## GIVEN TASK
Tally the lines that contain the string "this" and give the number by itself.

## INFORMATION SHOWN
-.-.-

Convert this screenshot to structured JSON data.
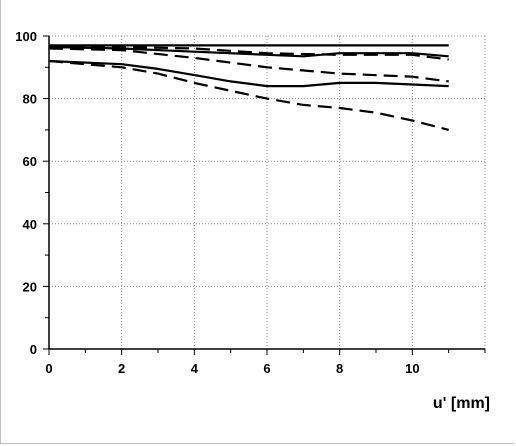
{
  "chart_data": {
    "type": "line",
    "title": "",
    "xlabel": "u' [mm]",
    "ylabel": "",
    "xlim": [
      0,
      12
    ],
    "ylim": [
      0,
      100
    ],
    "xticks": [
      0,
      2,
      4,
      6,
      8,
      10
    ],
    "yticks": [
      0,
      20,
      40,
      60,
      80,
      100
    ],
    "grid": true,
    "legend": "none",
    "series": [
      {
        "style": "solid",
        "x": [
          0,
          2,
          4,
          6,
          8,
          10,
          11
        ],
        "y": [
          97,
          97,
          97,
          97,
          97,
          97,
          97
        ]
      },
      {
        "style": "solid",
        "x": [
          0,
          2,
          4,
          6,
          7,
          8,
          10,
          11
        ],
        "y": [
          96.5,
          96,
          95,
          94,
          93.5,
          94.5,
          94.5,
          93.5
        ]
      },
      {
        "style": "dashed",
        "x": [
          0,
          2,
          4,
          6,
          8,
          10,
          11
        ],
        "y": [
          96.5,
          96.5,
          96,
          94.5,
          94,
          94,
          92.5
        ]
      },
      {
        "style": "dashed",
        "x": [
          0,
          2,
          4,
          6,
          8,
          10,
          11
        ],
        "y": [
          96,
          95.5,
          93,
          90,
          88,
          87,
          85.5
        ]
      },
      {
        "style": "solid",
        "x": [
          0,
          2,
          3,
          4,
          5,
          6,
          7,
          8,
          9,
          10,
          11
        ],
        "y": [
          92,
          91,
          89.5,
          87.5,
          85.5,
          84,
          84,
          85,
          85,
          84.5,
          84
        ]
      },
      {
        "style": "dashed",
        "x": [
          0,
          1,
          2,
          3,
          4,
          5,
          6,
          7,
          8,
          9,
          10,
          11
        ],
        "y": [
          92,
          91,
          90,
          88,
          85,
          82.5,
          80,
          78,
          77,
          75.5,
          73,
          70
        ]
      }
    ]
  }
}
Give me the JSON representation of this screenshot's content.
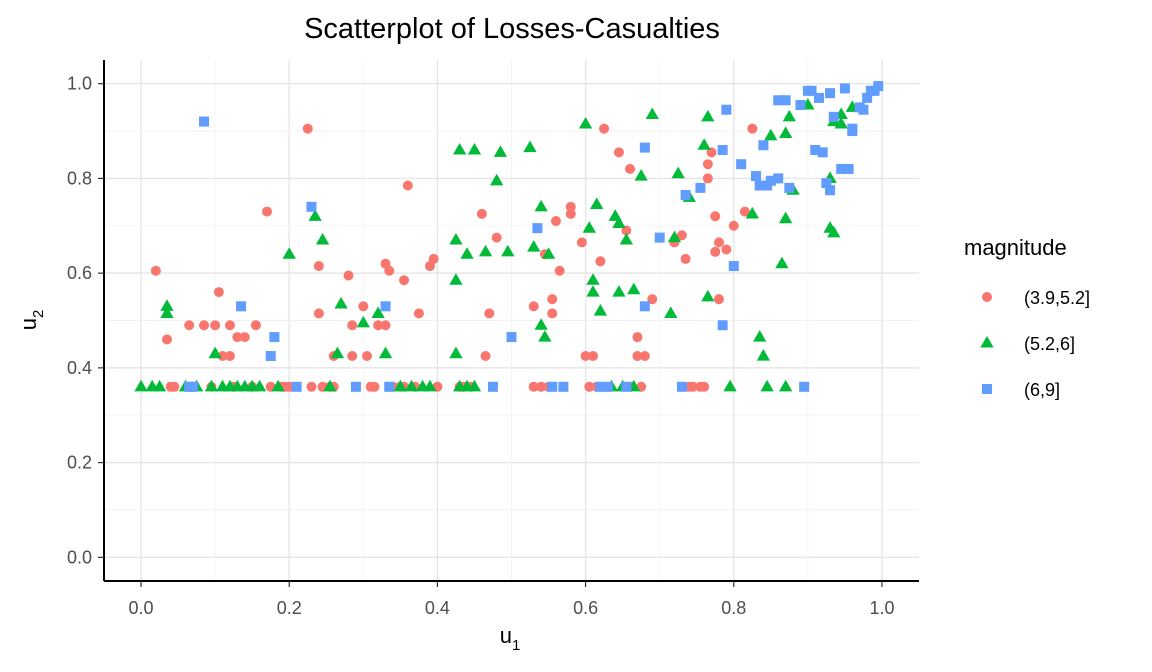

-.-.-

## SOLUTION
2